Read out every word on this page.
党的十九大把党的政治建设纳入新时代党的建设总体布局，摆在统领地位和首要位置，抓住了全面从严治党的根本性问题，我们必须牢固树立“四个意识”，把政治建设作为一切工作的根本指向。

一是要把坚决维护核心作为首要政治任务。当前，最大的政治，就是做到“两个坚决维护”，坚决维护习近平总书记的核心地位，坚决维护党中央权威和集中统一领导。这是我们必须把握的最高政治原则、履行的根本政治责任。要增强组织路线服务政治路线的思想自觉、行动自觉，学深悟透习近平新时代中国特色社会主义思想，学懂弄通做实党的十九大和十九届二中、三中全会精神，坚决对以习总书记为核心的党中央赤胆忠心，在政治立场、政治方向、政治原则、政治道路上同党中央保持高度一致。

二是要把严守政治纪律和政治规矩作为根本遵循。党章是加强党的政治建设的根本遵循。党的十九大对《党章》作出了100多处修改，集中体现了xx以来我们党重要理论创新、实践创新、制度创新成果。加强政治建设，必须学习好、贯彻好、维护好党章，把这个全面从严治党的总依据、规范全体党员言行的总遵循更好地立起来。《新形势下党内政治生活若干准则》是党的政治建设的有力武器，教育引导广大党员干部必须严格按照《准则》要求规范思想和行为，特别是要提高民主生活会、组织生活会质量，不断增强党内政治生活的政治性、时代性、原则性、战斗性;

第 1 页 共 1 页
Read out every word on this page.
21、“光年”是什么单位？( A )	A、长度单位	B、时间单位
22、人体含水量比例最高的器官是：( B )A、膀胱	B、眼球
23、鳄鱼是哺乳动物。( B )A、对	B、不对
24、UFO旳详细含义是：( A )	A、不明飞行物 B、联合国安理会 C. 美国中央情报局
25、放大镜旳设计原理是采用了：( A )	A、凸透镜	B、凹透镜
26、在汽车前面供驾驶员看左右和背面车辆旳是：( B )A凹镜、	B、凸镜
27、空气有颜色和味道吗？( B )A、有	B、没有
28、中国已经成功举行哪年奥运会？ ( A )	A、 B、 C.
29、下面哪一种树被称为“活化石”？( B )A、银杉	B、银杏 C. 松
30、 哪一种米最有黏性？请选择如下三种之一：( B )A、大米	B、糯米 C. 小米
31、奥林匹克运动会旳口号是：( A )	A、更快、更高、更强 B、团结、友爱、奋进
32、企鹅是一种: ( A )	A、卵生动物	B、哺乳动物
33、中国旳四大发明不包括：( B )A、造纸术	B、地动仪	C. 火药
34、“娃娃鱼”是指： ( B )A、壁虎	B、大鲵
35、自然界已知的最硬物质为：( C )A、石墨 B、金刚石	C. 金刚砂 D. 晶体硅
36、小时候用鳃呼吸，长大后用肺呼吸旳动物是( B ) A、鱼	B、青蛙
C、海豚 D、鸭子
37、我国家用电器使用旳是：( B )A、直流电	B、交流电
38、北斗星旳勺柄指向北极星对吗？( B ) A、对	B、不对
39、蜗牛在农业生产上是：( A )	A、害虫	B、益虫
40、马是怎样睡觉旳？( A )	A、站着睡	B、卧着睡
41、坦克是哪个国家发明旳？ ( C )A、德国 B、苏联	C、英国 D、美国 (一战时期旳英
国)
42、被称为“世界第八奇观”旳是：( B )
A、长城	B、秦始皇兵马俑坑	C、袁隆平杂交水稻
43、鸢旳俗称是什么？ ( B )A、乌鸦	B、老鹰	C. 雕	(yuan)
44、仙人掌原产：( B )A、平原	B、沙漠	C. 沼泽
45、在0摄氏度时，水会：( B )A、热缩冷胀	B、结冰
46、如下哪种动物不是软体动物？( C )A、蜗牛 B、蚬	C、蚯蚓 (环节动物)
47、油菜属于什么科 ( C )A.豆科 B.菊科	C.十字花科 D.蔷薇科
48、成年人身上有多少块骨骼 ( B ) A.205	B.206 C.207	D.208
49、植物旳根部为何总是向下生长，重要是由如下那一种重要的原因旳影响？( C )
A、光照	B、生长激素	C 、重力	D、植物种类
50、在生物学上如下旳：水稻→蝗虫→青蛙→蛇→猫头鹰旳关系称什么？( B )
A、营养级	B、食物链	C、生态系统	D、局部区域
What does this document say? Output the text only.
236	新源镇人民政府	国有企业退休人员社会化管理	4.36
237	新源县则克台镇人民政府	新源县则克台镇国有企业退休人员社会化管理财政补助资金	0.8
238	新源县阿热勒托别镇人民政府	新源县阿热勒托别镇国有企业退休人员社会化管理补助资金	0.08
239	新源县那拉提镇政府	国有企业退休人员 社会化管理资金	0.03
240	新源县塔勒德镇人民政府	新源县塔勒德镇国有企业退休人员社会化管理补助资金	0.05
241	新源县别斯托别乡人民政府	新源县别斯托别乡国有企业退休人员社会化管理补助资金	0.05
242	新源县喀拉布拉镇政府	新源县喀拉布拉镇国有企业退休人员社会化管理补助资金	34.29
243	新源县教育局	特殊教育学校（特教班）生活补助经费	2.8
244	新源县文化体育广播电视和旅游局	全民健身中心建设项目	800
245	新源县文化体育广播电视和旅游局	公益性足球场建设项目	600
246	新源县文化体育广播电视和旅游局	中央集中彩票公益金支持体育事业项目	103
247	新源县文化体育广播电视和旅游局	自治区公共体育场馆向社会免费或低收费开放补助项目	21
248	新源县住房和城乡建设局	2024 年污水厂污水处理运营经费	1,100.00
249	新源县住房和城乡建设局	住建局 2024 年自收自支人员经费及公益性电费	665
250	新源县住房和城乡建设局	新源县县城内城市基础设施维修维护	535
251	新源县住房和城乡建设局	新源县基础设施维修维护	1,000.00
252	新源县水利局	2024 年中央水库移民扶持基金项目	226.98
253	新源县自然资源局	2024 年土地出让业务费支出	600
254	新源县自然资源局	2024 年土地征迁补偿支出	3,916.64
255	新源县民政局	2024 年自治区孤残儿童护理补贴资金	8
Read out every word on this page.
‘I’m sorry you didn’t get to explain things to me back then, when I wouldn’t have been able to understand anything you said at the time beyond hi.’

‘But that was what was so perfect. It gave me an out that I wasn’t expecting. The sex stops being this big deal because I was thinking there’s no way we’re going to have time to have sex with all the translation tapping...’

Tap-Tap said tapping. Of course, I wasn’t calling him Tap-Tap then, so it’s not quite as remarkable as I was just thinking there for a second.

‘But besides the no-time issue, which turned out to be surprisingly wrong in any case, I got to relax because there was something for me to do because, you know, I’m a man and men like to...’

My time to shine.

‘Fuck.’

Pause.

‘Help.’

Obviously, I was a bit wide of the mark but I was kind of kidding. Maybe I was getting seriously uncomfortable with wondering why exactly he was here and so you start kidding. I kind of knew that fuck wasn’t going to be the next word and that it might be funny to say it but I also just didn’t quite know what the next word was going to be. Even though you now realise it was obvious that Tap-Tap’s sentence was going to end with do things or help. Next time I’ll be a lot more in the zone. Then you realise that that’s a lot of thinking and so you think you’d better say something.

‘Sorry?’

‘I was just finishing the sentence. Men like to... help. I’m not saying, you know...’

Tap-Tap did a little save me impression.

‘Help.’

________

-- Brief --
Pull out the lines above in which the word "said" appears.

-- Completed exercise --
‘I’m sorry you didn’t get to explain things to me back then, when I wouldn’t have been able to understand anything you said at the time beyond hi.’
Tap-Tap said tapping. Of course, I wasn’t calling him Tap-Tap then, so it’s not quite as remarkable as I was just thinking there for a second.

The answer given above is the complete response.